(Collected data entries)
┌──
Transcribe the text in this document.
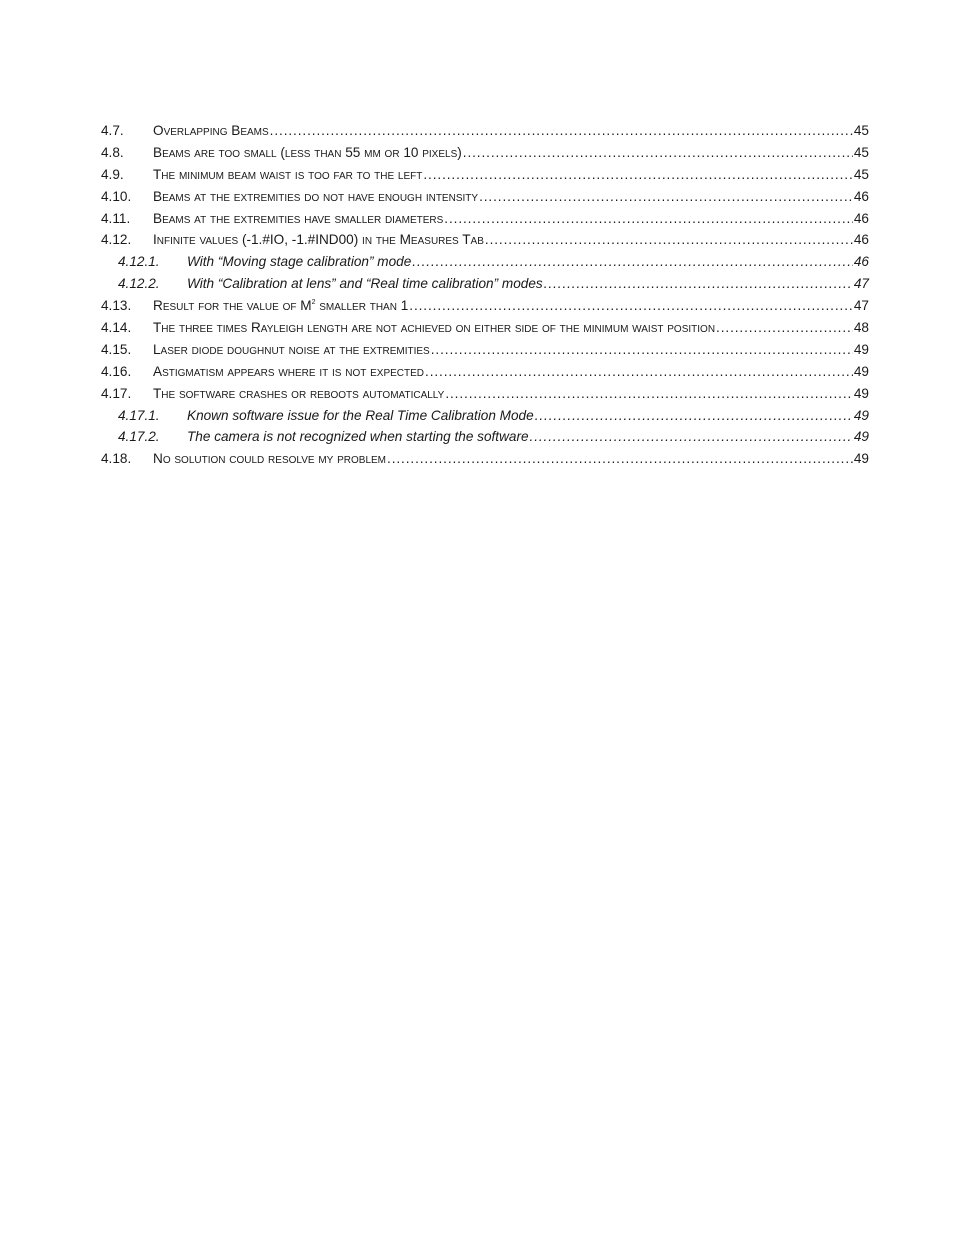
4.7.	Overlapping Beams .....	45
4.8.	Beams are too small (less than 55 mm or 10 pixels) .....	45
4.9.	The minimum beam waist is too far to the left .....	45
4.10.	Beams at the extremities do not have enough intensity .....	46
4.11.	Beams at the extremities have smaller diameters .....	46
4.12.	Infinite values (-1.#IO, -1.#IND00) in the Measures Tab .....	46
4.12.1.	With “Moving stage calibration” mode .....	46
4.12.2.	With “Calibration at lens” and “Real time calibration” modes .....	47
4.13.	Result for the value of $M^2$ smaller than 1 .....	47
4.14.	The three times Rayleigh length are not achieved on either side of the minimum waist position .....	48
4.15.	Laser diode doughnut noise at the extremities .....	49
4.16.	Astigmatism appears where it is not expected .....	49
4.17.	The software crashes or reboots automatically .....	49
4.17.1.	Known software issue for the Real Time Calibration Mode .....	49
4.17.2.	The camera is not recognized when starting the software .....	49
4.18.	No solution could resolve my problem .....	49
└──
| TO BE DONE |
All of the material above is to be copied exactly, except for its images.

| SOLUTION |
Transcribe the text in this document.
4.7.	Overlapping Beams .....	45
4.8.	Beams are too small (less than 55 mm or 10 pixels) .....	45
4.9.	The minimum beam waist is too far to the left .....	45
4.10.	Beams at the extremities do not have enough intensity .....	46
4.11.	Beams at the extremities have smaller diameters .....	46
4.12.	Infinite values (-1.#IO, -1.#IND00) in the Measures Tab .....	46
4.12.1.	With “Moving stage calibration” mode .....	46
4.12.2.	With “Calibration at lens” and “Real time calibration” modes .....	47
4.13.	Result for the value of $M^2$ smaller than 1 .....	47
4.14.	The three times Rayleigh length are not achieved on either side of the minimum waist position .....	48
4.15.	Laser diode doughnut noise at the extremities .....	49
4.16.	Astigmatism appears where it is not expected .....	49
4.17.	The software crashes or reboots automatically .....	49
4.17.1.	Known software issue for the Real Time Calibration Mode .....	49
4.17.2.	The camera is not recognized when starting the software .....	49
4.18.	No solution could resolve my problem .....	49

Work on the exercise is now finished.